Exercise prompt. Which lines contain the string "Tourists"? Please list every one of them.

Raw records.
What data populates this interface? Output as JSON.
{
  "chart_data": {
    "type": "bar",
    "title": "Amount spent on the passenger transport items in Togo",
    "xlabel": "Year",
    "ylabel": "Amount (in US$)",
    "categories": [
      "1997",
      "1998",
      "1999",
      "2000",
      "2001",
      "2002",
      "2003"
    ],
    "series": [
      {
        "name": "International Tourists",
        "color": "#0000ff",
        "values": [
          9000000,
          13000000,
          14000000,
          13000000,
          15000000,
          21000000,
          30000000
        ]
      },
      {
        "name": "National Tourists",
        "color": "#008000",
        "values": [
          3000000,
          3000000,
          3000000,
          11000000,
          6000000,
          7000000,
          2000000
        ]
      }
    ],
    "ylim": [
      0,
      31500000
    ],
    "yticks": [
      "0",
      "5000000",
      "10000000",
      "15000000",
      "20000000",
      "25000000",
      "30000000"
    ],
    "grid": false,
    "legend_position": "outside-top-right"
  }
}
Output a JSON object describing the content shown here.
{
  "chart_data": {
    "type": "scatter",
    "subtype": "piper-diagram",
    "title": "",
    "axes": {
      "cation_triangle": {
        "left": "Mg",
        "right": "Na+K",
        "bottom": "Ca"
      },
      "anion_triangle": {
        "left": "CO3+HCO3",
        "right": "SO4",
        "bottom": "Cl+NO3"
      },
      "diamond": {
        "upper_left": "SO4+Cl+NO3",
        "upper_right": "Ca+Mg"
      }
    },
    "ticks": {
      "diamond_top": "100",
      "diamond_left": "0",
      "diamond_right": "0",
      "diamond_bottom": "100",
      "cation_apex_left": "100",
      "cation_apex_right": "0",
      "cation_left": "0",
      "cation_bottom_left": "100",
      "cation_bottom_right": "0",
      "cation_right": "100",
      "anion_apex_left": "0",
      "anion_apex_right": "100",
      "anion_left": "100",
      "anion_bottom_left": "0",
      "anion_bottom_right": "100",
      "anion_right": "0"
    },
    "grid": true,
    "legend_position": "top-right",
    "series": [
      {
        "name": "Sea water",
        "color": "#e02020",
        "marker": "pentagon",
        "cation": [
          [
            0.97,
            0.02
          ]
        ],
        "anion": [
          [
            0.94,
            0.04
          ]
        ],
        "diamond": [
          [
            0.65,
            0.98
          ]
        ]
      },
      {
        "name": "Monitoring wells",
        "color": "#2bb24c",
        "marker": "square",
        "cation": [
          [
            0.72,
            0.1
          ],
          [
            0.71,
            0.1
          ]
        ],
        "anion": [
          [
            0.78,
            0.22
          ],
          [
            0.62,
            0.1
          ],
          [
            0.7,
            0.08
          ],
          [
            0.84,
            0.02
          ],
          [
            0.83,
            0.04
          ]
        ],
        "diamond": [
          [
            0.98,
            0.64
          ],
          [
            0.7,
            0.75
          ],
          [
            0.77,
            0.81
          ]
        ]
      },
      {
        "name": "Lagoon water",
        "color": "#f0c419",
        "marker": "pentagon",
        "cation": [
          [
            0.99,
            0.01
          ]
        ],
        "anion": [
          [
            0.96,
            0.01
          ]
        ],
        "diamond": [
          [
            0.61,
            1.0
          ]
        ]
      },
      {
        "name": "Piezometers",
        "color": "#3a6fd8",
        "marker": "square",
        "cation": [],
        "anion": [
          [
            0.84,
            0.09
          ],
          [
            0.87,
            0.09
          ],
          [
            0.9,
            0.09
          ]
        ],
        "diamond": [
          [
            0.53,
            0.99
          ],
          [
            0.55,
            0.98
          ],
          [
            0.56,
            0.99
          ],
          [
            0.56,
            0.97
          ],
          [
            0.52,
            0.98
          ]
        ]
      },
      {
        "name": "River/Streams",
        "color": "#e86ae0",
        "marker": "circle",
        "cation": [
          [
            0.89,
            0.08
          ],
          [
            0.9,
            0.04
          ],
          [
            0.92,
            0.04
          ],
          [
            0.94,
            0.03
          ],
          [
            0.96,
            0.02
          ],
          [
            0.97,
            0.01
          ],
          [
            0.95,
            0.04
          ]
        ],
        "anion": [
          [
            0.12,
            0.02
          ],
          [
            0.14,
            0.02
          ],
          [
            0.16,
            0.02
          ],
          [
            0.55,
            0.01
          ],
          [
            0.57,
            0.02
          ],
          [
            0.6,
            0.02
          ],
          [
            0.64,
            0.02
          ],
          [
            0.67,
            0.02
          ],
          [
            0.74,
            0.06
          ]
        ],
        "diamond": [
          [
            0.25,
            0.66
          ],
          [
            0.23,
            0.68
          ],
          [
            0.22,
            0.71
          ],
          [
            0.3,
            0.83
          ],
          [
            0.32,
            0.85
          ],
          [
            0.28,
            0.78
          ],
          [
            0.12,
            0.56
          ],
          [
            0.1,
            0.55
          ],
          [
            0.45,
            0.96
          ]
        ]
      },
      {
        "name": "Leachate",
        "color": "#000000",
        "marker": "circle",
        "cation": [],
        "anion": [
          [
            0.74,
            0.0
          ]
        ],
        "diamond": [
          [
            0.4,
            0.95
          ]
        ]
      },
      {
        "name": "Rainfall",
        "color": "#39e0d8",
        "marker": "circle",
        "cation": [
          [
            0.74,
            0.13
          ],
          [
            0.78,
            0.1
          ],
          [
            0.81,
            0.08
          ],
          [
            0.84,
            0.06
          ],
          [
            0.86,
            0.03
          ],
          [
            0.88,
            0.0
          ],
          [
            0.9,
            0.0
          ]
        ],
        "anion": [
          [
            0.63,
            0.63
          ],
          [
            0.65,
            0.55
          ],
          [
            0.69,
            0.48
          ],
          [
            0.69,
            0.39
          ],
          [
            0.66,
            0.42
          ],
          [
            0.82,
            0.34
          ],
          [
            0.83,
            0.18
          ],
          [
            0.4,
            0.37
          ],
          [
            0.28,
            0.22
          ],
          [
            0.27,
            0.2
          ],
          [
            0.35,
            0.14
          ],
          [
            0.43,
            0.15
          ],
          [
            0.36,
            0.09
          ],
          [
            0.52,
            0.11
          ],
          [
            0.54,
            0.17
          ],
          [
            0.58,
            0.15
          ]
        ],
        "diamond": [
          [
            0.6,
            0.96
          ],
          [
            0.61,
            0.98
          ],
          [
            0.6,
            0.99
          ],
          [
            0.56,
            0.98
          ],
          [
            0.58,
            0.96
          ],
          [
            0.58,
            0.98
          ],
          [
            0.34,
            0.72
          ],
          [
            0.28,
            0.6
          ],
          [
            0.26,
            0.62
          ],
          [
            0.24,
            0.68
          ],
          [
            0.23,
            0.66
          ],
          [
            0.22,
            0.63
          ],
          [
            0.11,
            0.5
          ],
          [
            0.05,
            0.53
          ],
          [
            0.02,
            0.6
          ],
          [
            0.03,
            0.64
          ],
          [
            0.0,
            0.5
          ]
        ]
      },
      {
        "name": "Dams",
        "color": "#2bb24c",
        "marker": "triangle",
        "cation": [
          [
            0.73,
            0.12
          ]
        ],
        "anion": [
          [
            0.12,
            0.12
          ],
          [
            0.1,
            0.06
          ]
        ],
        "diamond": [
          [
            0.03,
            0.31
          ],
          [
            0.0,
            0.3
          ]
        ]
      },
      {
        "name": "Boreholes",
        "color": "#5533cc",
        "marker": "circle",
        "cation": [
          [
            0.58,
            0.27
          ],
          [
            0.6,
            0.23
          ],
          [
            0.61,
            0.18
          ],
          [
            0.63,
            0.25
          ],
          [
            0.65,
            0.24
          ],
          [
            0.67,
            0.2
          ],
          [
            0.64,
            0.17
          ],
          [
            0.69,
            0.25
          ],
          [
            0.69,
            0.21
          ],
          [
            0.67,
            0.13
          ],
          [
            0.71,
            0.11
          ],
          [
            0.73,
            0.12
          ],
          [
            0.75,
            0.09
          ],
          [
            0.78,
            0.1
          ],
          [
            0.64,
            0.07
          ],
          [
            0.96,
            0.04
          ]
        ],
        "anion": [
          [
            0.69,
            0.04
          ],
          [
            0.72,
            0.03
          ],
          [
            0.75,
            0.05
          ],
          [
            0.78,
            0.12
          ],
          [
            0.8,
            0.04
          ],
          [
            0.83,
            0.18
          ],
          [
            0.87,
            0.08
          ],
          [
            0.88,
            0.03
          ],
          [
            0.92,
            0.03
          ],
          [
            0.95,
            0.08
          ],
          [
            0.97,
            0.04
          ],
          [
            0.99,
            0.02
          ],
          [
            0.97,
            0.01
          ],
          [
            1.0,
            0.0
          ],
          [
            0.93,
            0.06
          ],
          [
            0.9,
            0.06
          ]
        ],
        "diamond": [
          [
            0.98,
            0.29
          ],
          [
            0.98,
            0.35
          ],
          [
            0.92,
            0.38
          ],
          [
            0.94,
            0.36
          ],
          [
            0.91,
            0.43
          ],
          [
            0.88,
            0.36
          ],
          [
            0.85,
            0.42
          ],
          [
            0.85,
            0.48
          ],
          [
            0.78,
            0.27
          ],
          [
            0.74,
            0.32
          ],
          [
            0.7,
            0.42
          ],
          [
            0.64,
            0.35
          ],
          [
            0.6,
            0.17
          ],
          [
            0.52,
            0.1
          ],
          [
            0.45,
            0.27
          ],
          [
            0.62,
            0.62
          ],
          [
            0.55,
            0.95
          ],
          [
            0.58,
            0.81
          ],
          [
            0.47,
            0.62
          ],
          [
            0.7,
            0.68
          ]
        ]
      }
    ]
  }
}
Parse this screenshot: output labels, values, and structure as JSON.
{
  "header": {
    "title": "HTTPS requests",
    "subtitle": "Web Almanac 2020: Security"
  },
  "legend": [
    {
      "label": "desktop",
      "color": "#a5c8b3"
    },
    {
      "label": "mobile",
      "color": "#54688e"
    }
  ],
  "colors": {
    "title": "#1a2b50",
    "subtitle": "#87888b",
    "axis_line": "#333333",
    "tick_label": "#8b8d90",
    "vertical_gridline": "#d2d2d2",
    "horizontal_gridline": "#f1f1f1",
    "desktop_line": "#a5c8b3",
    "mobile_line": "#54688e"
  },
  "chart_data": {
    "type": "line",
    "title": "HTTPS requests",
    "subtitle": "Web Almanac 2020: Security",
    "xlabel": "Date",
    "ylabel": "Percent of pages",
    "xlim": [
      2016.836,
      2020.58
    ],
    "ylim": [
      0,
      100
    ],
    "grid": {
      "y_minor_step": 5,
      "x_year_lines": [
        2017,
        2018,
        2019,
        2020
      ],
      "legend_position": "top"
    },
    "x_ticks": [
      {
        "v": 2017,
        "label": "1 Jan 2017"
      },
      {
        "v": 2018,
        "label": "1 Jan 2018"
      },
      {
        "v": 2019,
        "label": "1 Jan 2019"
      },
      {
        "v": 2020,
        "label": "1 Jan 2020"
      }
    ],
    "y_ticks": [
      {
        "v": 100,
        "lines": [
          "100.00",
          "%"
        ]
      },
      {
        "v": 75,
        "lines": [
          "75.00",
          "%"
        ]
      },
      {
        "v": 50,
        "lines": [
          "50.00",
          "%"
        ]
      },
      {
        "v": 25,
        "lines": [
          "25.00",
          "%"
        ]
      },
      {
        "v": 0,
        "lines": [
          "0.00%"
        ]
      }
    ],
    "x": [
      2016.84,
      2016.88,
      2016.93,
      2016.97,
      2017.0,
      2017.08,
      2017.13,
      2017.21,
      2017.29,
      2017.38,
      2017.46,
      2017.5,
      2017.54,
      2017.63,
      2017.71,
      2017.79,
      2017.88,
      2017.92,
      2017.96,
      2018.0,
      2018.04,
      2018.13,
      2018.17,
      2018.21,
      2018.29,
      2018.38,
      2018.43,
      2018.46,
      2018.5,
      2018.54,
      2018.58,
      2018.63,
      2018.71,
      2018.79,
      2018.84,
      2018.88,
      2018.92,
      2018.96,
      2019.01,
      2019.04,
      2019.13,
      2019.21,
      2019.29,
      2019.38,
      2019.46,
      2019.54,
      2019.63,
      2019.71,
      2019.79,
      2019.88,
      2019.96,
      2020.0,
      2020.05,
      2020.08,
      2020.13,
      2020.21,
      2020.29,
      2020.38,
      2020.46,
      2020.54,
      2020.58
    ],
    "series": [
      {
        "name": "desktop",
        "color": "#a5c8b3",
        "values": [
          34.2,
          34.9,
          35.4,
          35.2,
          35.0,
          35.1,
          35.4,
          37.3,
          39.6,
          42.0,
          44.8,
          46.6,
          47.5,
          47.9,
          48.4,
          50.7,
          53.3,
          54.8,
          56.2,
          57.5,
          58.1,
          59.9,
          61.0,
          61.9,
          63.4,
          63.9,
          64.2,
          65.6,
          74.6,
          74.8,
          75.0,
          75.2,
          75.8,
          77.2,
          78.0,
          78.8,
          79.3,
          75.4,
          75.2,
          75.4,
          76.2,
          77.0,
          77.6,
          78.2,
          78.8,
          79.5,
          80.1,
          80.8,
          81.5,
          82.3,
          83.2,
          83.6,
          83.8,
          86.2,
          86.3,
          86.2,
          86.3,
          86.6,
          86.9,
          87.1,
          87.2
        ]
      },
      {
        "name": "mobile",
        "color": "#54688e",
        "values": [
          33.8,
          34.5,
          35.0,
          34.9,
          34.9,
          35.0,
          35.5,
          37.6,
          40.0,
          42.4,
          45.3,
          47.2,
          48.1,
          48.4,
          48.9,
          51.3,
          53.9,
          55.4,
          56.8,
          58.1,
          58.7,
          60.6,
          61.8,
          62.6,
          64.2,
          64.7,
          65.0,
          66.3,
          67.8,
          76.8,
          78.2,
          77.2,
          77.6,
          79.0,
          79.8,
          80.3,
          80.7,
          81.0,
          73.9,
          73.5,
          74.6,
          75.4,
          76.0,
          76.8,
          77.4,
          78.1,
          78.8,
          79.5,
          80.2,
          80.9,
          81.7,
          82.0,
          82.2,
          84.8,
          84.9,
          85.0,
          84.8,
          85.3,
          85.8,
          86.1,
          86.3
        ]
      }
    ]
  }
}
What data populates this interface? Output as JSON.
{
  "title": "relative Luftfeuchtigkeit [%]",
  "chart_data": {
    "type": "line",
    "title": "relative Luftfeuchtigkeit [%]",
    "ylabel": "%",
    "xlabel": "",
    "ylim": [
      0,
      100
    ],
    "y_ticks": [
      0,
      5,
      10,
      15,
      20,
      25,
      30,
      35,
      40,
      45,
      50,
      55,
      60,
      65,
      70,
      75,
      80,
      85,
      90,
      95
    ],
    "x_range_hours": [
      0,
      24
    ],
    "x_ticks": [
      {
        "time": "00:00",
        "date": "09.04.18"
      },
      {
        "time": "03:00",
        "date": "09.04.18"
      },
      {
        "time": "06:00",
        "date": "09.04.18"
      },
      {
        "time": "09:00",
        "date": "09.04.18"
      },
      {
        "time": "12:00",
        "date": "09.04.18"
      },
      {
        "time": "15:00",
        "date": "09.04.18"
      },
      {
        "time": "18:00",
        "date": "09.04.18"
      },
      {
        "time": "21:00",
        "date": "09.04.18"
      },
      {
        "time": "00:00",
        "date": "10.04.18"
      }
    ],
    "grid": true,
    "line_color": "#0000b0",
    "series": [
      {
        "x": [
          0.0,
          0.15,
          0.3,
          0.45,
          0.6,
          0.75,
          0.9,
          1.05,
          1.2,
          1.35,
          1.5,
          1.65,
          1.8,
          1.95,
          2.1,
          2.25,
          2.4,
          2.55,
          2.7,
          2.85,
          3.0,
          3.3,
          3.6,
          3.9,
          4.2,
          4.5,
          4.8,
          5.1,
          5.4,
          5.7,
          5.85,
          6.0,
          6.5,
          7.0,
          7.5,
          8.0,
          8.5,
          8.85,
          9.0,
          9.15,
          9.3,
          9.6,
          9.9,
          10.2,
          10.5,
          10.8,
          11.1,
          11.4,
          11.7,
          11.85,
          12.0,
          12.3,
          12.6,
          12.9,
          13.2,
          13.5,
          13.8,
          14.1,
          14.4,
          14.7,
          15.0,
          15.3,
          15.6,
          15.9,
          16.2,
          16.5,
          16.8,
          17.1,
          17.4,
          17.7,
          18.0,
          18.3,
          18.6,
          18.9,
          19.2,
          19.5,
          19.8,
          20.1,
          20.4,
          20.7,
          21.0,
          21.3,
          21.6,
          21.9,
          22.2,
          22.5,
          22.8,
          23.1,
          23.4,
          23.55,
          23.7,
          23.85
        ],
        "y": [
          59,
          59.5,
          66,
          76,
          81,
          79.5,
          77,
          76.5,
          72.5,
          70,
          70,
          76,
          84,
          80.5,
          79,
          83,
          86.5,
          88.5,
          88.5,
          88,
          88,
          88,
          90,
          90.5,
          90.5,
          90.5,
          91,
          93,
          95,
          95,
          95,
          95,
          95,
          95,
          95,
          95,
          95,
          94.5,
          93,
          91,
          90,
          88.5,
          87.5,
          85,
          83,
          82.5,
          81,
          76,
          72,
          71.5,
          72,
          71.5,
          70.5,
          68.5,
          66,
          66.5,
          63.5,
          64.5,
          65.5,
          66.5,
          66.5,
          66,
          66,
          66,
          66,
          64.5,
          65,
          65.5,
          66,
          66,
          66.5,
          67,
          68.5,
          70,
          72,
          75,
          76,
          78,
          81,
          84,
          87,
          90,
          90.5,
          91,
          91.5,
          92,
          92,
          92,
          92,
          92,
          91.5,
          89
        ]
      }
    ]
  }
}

Response to the task.
        "name": "International Tourists",
        "name": "National Tourists",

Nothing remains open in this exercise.